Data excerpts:
[start]

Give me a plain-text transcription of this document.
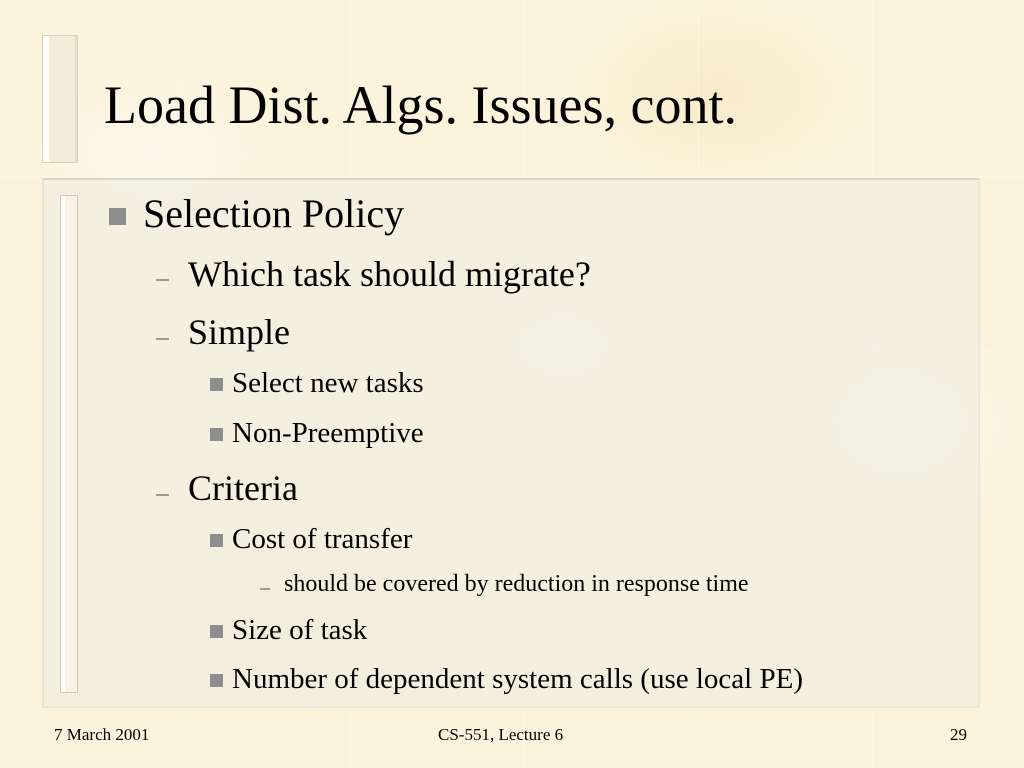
Load Dist. Algs. Issues, cont.
Selection Policy
Which task should migrate?
Simple
Select new tasks
Non-Preemptive
Criteria
Cost of transfer
should be covered by reduction in response time
Size of task
Number of dependent system calls (use local PE)
7 March 2001	CS-551, Lecture 6	29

[end]

▶ [YOUR INSTRUCTIONS]
Keep the pictures out of the copy and return the rest of the data above exactly.

▶ [FINISHED EXERCISE]
Give me a plain-text transcription of this document.
Load Dist. Algs. Issues, cont.
Selection Policy
Which task should migrate?
Simple
Select new tasks
Non-Preemptive
Criteria
Cost of transfer
should be covered by reduction in response time
Size of task
Number of dependent system calls (use local PE)
7 March 2001	CS-551, Lecture 6	29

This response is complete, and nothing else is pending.